··· Dataset ···

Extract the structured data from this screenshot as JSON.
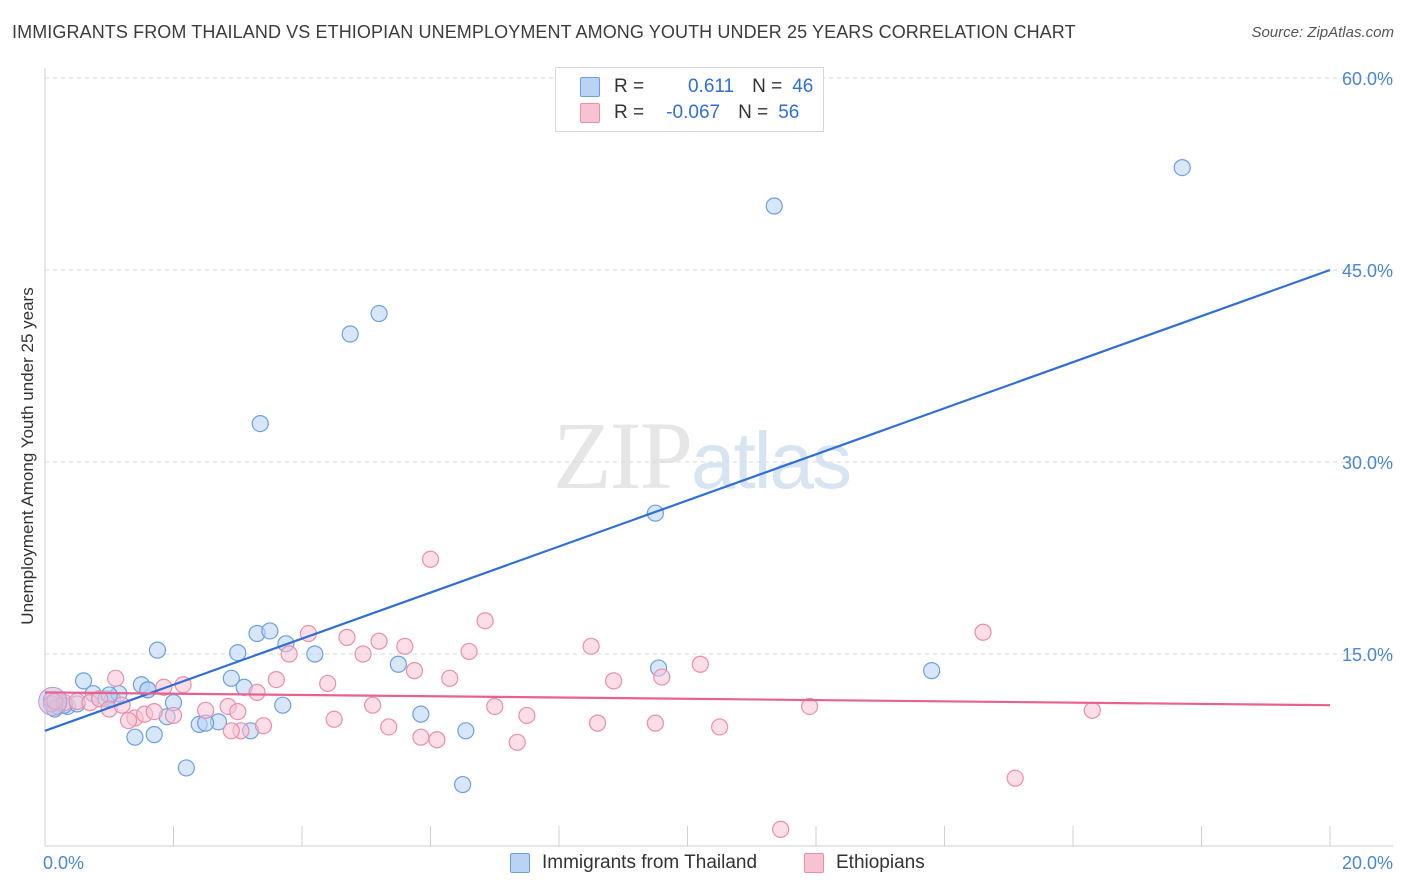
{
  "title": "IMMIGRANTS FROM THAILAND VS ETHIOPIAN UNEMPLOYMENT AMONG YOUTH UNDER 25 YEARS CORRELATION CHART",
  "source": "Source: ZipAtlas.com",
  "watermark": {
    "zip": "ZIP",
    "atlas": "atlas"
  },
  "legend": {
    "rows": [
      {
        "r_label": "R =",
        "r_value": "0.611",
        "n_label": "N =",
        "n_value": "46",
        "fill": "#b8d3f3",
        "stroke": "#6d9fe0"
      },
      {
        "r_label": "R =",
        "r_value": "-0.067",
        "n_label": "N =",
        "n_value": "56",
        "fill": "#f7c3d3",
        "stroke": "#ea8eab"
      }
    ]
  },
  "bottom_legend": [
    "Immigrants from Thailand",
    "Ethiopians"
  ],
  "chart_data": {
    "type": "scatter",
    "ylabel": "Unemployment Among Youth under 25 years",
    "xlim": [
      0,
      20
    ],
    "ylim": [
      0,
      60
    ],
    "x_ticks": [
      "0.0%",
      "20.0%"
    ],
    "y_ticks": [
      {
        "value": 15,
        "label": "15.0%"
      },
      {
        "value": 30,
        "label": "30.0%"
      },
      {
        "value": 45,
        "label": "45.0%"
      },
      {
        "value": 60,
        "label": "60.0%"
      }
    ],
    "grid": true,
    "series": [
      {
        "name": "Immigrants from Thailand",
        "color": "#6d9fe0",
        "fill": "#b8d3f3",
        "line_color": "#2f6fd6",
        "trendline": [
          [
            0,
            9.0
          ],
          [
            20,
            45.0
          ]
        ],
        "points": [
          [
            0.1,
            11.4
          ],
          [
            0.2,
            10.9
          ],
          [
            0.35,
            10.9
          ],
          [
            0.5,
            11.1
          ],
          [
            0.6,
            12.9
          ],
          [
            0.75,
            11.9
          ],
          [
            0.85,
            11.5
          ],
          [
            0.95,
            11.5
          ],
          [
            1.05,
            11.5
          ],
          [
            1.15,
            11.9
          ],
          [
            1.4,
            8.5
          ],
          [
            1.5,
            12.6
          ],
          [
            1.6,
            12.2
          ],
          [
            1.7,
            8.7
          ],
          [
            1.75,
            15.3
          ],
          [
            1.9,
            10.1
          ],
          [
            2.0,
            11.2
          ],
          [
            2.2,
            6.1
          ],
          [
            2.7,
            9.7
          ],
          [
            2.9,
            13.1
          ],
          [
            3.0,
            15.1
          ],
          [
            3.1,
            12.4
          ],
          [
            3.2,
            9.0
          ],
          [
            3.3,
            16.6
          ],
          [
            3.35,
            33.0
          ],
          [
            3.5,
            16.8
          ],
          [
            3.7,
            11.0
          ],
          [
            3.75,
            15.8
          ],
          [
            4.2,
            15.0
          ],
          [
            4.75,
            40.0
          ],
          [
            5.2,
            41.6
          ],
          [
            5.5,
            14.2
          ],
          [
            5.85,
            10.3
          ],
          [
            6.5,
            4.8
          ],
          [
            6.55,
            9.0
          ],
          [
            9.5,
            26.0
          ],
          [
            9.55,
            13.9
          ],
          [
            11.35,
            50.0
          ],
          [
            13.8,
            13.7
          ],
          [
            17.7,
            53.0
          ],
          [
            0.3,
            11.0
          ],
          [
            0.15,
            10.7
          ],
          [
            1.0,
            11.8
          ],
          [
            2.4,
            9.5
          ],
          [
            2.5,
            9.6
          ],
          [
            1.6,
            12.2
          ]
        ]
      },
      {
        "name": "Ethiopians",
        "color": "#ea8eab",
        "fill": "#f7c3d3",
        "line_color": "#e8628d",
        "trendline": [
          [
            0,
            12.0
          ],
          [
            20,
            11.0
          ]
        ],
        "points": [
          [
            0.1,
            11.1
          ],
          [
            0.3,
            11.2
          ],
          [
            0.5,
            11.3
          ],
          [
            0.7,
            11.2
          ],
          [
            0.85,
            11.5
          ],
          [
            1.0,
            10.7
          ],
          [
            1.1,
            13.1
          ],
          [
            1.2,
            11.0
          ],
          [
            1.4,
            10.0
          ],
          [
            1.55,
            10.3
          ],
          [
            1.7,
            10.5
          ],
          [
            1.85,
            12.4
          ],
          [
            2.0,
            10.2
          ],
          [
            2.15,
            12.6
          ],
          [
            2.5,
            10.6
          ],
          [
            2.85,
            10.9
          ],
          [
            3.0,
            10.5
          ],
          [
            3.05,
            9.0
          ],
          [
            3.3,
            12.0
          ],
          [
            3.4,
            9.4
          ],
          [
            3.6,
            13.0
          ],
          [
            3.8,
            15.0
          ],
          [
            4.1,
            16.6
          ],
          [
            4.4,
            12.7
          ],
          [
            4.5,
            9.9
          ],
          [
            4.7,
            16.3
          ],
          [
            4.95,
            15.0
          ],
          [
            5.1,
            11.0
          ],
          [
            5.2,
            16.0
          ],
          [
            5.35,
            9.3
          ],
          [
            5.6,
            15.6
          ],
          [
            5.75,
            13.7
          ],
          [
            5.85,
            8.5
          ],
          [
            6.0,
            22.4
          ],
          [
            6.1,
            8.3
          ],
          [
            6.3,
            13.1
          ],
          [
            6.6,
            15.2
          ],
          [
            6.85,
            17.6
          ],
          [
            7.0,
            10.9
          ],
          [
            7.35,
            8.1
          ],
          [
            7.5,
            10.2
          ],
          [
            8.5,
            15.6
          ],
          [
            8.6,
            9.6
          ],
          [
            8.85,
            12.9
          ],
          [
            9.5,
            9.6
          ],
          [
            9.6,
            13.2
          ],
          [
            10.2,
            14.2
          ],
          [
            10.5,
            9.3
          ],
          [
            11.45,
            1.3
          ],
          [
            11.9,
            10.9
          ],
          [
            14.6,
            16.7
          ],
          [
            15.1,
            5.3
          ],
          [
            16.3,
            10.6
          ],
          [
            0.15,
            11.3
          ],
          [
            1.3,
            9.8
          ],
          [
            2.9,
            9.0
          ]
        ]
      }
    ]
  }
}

···

• Goal
Every record gets retyped exactly; no picture goes into the copy.

• Expected answer
Extract the structured data from this screenshot as JSON.
{
  "title": "IMMIGRANTS FROM THAILAND VS ETHIOPIAN UNEMPLOYMENT AMONG YOUTH UNDER 25 YEARS CORRELATION CHART",
  "source": "Source: ZipAtlas.com",
  "watermark": {
    "zip": "ZIP",
    "atlas": "atlas"
  },
  "legend": {
    "rows": [
      {
        "r_label": "R =",
        "r_value": "0.611",
        "n_label": "N =",
        "n_value": "46",
        "fill": "#b8d3f3",
        "stroke": "#6d9fe0"
      },
      {
        "r_label": "R =",
        "r_value": "-0.067",
        "n_label": "N =",
        "n_value": "56",
        "fill": "#f7c3d3",
        "stroke": "#ea8eab"
      }
    ]
  },
  "bottom_legend": [
    "Immigrants from Thailand",
    "Ethiopians"
  ],
  "chart_data": {
    "type": "scatter",
    "ylabel": "Unemployment Among Youth under 25 years",
    "xlim": [
      0,
      20
    ],
    "ylim": [
      0,
      60
    ],
    "x_ticks": [
      "0.0%",
      "20.0%"
    ],
    "y_ticks": [
      {
        "value": 15,
        "label": "15.0%"
      },
      {
        "value": 30,
        "label": "30.0%"
      },
      {
        "value": 45,
        "label": "45.0%"
      },
      {
        "value": 60,
        "label": "60.0%"
      }
    ],
    "grid": true,
    "series": [
      {
        "name": "Immigrants from Thailand",
        "color": "#6d9fe0",
        "fill": "#b8d3f3",
        "line_color": "#2f6fd6",
        "trendline": [
          [
            0,
            9.0
          ],
          [
            20,
            45.0
          ]
        ],
        "points": [
          [
            0.1,
            11.4
          ],
          [
            0.2,
            10.9
          ],
          [
            0.35,
            10.9
          ],
          [
            0.5,
            11.1
          ],
          [
            0.6,
            12.9
          ],
          [
            0.75,
            11.9
          ],
          [
            0.85,
            11.5
          ],
          [
            0.95,
            11.5
          ],
          [
            1.05,
            11.5
          ],
          [
            1.15,
            11.9
          ],
          [
            1.4,
            8.5
          ],
          [
            1.5,
            12.6
          ],
          [
            1.6,
            12.2
          ],
          [
            1.7,
            8.7
          ],
          [
            1.75,
            15.3
          ],
          [
            1.9,
            10.1
          ],
          [
            2.0,
            11.2
          ],
          [
            2.2,
            6.1
          ],
          [
            2.7,
            9.7
          ],
          [
            2.9,
            13.1
          ],
          [
            3.0,
            15.1
          ],
          [
            3.1,
            12.4
          ],
          [
            3.2,
            9.0
          ],
          [
            3.3,
            16.6
          ],
          [
            3.35,
            33.0
          ],
          [
            3.5,
            16.8
          ],
          [
            3.7,
            11.0
          ],
          [
            3.75,
            15.8
          ],
          [
            4.2,
            15.0
          ],
          [
            4.75,
            40.0
          ],
          [
            5.2,
            41.6
          ],
          [
            5.5,
            14.2
          ],
          [
            5.85,
            10.3
          ],
          [
            6.5,
            4.8
          ],
          [
            6.55,
            9.0
          ],
          [
            9.5,
            26.0
          ],
          [
            9.55,
            13.9
          ],
          [
            11.35,
            50.0
          ],
          [
            13.8,
            13.7
          ],
          [
            17.7,
            53.0
          ],
          [
            0.3,
            11.0
          ],
          [
            0.15,
            10.7
          ],
          [
            1.0,
            11.8
          ],
          [
            2.4,
            9.5
          ],
          [
            2.5,
            9.6
          ],
          [
            1.6,
            12.2
          ]
        ]
      },
      {
        "name": "Ethiopians",
        "color": "#ea8eab",
        "fill": "#f7c3d3",
        "line_color": "#e8628d",
        "trendline": [
          [
            0,
            12.0
          ],
          [
            20,
            11.0
          ]
        ],
        "points": [
          [
            0.1,
            11.1
          ],
          [
            0.3,
            11.2
          ],
          [
            0.5,
            11.3
          ],
          [
            0.7,
            11.2
          ],
          [
            0.85,
            11.5
          ],
          [
            1.0,
            10.7
          ],
          [
            1.1,
            13.1
          ],
          [
            1.2,
            11.0
          ],
          [
            1.4,
            10.0
          ],
          [
            1.55,
            10.3
          ],
          [
            1.7,
            10.5
          ],
          [
            1.85,
            12.4
          ],
          [
            2.0,
            10.2
          ],
          [
            2.15,
            12.6
          ],
          [
            2.5,
            10.6
          ],
          [
            2.85,
            10.9
          ],
          [
            3.0,
            10.5
          ],
          [
            3.05,
            9.0
          ],
          [
            3.3,
            12.0
          ],
          [
            3.4,
            9.4
          ],
          [
            3.6,
            13.0
          ],
          [
            3.8,
            15.0
          ],
          [
            4.1,
            16.6
          ],
          [
            4.4,
            12.7
          ],
          [
            4.5,
            9.9
          ],
          [
            4.7,
            16.3
          ],
          [
            4.95,
            15.0
          ],
          [
            5.1,
            11.0
          ],
          [
            5.2,
            16.0
          ],
          [
            5.35,
            9.3
          ],
          [
            5.6,
            15.6
          ],
          [
            5.75,
            13.7
          ],
          [
            5.85,
            8.5
          ],
          [
            6.0,
            22.4
          ],
          [
            6.1,
            8.3
          ],
          [
            6.3,
            13.1
          ],
          [
            6.6,
            15.2
          ],
          [
            6.85,
            17.6
          ],
          [
            7.0,
            10.9
          ],
          [
            7.35,
            8.1
          ],
          [
            7.5,
            10.2
          ],
          [
            8.5,
            15.6
          ],
          [
            8.6,
            9.6
          ],
          [
            8.85,
            12.9
          ],
          [
            9.5,
            9.6
          ],
          [
            9.6,
            13.2
          ],
          [
            10.2,
            14.2
          ],
          [
            10.5,
            9.3
          ],
          [
            11.45,
            1.3
          ],
          [
            11.9,
            10.9
          ],
          [
            14.6,
            16.7
          ],
          [
            15.1,
            5.3
          ],
          [
            16.3,
            10.6
          ],
          [
            0.15,
            11.3
          ],
          [
            1.3,
            9.8
          ],
          [
            2.9,
            9.0
          ]
        ]
      }
    ]
  }
}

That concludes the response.